● WHAT THE TASK ASKS: Extract every line from the records below that contains the word "marker".

+===+

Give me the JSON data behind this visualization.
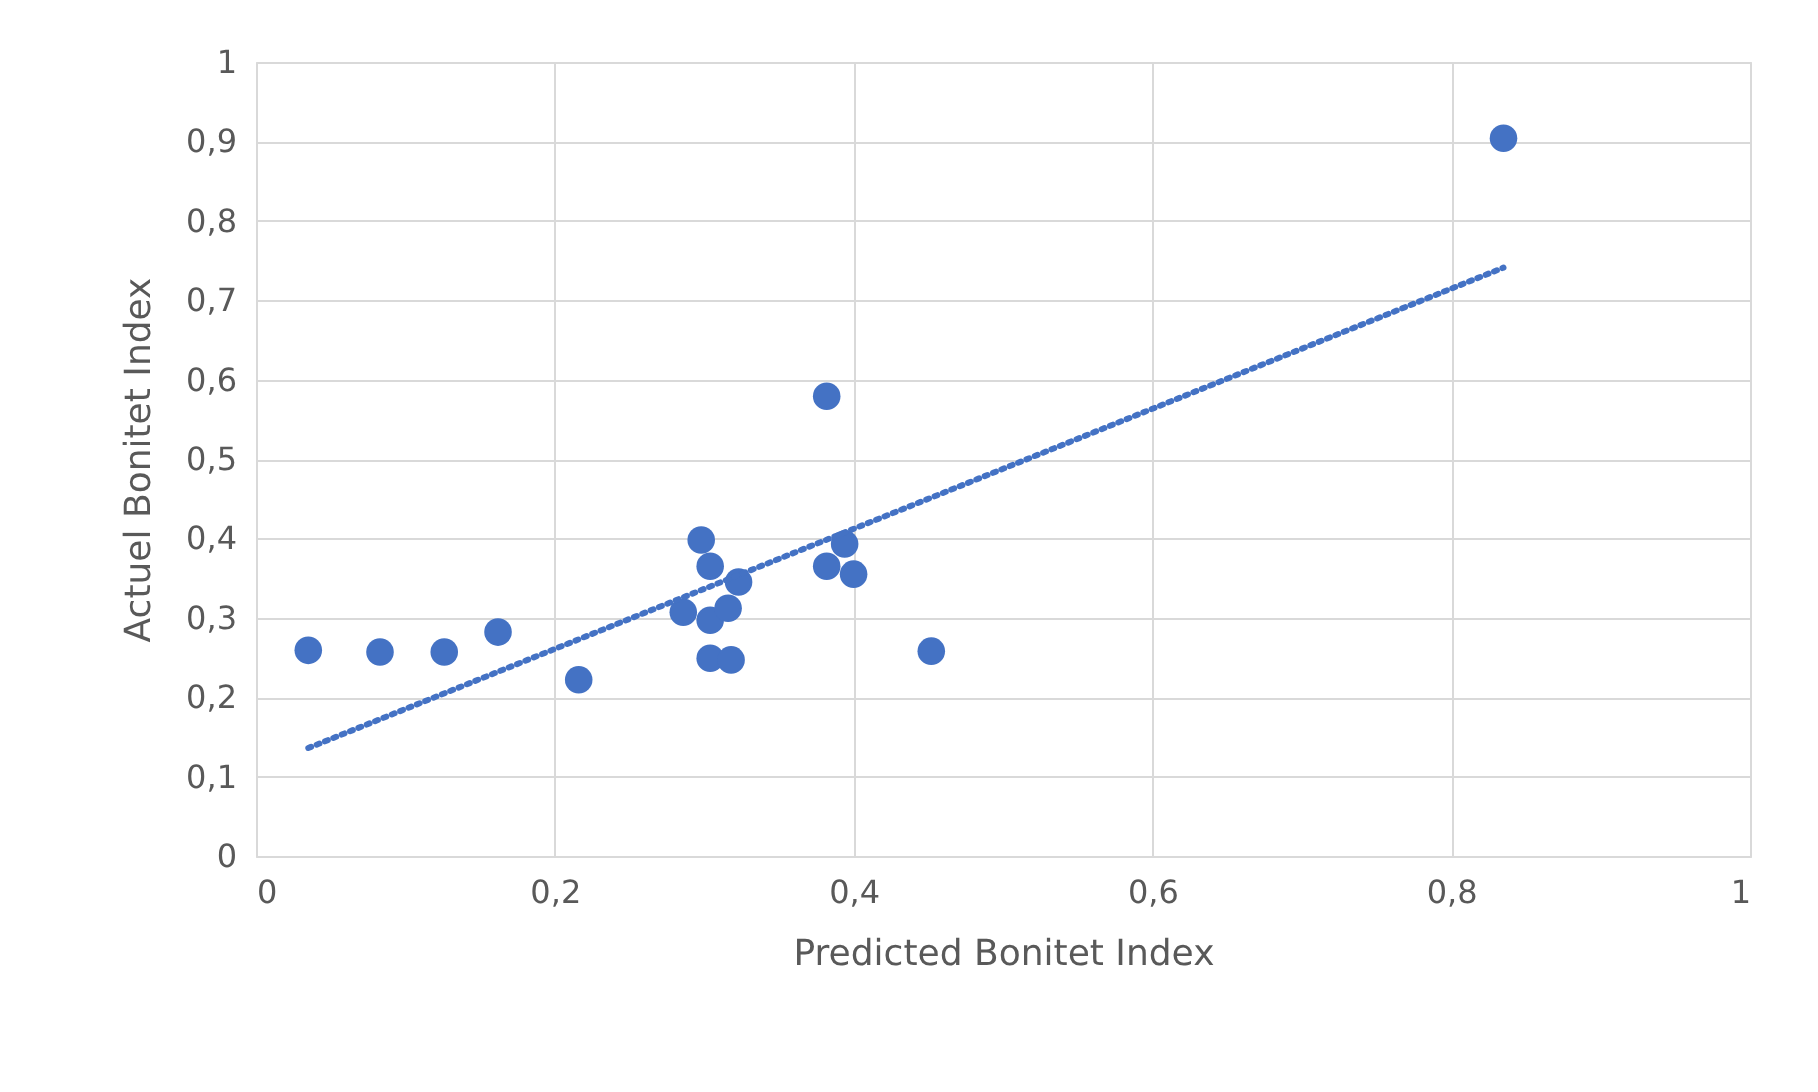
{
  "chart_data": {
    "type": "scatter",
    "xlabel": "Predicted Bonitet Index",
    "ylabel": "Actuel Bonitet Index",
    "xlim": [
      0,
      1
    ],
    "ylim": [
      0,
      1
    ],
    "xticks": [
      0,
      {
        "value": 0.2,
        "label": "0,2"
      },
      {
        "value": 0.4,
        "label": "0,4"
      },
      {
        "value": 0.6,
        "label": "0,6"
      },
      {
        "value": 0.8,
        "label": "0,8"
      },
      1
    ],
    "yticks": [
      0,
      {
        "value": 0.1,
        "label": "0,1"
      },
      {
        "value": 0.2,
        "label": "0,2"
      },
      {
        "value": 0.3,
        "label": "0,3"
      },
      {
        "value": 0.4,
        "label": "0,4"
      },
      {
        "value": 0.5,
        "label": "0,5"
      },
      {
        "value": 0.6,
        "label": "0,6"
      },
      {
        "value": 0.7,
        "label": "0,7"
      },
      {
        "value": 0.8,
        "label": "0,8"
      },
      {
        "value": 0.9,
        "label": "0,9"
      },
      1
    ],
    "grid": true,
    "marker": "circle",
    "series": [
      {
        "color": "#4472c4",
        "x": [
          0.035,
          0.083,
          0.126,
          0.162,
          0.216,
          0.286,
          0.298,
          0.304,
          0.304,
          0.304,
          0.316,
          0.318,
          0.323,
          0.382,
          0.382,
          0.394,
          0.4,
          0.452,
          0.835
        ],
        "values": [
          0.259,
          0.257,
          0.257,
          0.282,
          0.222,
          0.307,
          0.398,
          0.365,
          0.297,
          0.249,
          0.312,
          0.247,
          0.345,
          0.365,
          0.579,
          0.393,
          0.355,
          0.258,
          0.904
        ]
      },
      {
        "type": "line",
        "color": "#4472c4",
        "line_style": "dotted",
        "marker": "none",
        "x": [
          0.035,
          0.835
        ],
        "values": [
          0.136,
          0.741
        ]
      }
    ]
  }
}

+===+

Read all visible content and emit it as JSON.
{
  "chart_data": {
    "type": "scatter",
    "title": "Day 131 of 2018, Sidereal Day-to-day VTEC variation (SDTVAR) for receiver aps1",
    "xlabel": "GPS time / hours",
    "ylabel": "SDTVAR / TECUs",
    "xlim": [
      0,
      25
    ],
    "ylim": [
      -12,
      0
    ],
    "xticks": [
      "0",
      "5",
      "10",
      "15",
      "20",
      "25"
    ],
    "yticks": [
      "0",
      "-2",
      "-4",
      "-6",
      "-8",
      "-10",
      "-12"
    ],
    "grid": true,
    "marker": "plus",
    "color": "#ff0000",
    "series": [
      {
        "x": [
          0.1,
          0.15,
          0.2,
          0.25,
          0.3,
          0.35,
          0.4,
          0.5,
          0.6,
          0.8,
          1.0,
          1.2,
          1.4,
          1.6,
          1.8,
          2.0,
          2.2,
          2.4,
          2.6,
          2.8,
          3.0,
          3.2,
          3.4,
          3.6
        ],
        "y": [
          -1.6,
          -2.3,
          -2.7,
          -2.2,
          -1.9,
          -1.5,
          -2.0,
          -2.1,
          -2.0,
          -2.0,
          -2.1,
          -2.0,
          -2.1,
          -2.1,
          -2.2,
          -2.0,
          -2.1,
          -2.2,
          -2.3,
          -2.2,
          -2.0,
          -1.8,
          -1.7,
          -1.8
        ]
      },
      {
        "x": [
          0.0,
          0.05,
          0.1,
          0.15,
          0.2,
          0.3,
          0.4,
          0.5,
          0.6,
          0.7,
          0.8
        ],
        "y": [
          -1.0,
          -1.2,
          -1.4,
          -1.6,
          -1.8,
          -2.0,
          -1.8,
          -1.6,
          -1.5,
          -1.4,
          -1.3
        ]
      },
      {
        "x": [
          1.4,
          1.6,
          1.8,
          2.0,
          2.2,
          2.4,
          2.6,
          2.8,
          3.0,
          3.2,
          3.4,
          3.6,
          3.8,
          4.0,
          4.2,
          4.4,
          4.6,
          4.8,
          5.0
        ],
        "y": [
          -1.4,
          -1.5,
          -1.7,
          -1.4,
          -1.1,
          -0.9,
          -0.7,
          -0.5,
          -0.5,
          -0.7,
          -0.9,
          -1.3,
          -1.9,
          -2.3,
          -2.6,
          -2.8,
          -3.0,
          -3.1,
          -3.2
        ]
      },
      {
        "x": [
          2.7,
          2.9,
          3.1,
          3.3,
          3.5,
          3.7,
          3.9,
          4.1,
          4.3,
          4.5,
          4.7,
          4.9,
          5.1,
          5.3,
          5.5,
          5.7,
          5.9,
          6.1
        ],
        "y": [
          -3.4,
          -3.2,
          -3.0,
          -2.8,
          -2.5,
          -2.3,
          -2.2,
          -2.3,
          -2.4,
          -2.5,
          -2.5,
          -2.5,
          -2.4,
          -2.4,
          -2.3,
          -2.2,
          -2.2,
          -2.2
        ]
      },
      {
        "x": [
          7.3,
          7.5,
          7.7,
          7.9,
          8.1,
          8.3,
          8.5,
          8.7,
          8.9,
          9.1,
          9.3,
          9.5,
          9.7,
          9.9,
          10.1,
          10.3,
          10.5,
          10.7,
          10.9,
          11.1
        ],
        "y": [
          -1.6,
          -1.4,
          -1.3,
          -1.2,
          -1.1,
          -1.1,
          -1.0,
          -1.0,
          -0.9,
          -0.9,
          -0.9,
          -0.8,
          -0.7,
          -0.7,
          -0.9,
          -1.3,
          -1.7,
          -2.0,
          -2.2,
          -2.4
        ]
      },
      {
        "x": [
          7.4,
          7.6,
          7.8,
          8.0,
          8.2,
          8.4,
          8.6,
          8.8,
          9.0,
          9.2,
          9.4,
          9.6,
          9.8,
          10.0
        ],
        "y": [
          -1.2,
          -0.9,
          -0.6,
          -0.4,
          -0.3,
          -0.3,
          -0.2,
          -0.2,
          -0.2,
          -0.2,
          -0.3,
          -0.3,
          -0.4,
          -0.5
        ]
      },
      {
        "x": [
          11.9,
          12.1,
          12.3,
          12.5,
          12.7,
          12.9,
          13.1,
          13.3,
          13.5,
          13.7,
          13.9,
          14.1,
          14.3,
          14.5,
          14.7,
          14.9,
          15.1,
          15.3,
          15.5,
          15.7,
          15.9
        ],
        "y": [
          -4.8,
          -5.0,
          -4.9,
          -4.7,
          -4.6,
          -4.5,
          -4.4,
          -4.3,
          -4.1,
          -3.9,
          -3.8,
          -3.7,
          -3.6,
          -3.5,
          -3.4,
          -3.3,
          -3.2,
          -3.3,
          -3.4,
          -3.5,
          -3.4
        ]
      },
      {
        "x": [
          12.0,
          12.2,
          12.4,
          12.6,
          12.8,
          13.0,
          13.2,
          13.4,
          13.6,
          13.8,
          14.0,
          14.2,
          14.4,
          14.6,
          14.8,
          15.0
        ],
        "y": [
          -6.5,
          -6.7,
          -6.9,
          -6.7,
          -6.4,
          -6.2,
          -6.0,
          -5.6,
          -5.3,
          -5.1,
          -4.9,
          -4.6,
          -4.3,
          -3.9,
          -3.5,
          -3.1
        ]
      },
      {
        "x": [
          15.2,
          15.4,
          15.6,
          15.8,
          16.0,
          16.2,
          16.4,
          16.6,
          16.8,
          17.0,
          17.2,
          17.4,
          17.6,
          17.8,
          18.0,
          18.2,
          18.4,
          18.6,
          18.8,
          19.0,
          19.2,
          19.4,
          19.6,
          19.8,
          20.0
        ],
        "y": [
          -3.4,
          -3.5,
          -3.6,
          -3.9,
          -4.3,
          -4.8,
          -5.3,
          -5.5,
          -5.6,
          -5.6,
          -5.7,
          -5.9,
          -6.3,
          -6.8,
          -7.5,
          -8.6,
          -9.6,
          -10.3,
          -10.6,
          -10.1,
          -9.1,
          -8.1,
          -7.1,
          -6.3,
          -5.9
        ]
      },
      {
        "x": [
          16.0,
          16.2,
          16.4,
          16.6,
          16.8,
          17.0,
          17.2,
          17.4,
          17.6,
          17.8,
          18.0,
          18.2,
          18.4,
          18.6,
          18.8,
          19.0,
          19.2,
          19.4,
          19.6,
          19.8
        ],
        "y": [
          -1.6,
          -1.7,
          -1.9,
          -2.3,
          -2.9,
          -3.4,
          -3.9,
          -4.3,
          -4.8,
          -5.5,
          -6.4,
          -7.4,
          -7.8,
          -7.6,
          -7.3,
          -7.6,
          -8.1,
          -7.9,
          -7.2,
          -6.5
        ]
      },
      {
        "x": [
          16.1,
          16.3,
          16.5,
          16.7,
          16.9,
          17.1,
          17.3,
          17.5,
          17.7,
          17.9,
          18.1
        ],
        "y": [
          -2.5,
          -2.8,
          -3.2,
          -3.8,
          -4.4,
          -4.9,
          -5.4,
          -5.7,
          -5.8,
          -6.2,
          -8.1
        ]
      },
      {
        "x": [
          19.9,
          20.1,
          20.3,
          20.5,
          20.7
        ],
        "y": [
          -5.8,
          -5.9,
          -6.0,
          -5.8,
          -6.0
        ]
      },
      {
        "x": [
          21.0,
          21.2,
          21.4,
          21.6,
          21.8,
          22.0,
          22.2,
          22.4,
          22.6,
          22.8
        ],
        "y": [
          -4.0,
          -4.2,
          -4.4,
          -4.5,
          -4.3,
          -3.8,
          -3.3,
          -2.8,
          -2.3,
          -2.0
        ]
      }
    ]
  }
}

+===+

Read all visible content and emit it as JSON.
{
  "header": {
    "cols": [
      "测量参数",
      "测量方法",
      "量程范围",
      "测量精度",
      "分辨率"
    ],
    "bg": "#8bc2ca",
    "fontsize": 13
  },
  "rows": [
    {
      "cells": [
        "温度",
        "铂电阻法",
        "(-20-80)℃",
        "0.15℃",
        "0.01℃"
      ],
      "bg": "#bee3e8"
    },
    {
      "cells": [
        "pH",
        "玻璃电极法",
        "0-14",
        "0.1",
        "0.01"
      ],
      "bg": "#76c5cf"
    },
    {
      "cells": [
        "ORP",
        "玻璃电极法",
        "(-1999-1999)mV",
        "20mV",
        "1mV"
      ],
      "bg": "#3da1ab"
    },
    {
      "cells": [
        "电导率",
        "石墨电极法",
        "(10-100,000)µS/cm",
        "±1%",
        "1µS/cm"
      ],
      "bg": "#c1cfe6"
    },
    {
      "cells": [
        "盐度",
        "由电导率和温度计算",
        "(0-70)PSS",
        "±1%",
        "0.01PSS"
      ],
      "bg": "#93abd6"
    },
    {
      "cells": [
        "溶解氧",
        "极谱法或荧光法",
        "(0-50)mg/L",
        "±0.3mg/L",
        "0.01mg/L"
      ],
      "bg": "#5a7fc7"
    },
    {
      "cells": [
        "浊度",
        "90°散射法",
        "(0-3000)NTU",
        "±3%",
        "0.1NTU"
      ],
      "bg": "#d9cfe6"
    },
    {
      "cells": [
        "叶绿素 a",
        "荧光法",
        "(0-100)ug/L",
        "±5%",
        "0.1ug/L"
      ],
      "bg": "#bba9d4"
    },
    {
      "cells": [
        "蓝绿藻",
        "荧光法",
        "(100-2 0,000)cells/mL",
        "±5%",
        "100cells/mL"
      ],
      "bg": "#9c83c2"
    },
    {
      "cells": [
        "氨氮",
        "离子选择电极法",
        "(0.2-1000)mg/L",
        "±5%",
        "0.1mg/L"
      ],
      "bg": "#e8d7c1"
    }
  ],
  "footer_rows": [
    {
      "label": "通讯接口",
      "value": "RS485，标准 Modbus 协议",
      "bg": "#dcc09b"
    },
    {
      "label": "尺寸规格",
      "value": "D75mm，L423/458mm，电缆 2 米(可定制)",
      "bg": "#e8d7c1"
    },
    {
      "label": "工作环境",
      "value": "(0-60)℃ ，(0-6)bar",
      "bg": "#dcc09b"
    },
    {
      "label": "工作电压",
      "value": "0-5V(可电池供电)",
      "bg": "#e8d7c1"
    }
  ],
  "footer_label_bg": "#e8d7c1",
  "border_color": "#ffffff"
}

+===+

● EXERCISE SOLUTION:
    "marker": "circle",
        "marker": "none",
    "marker": "plus",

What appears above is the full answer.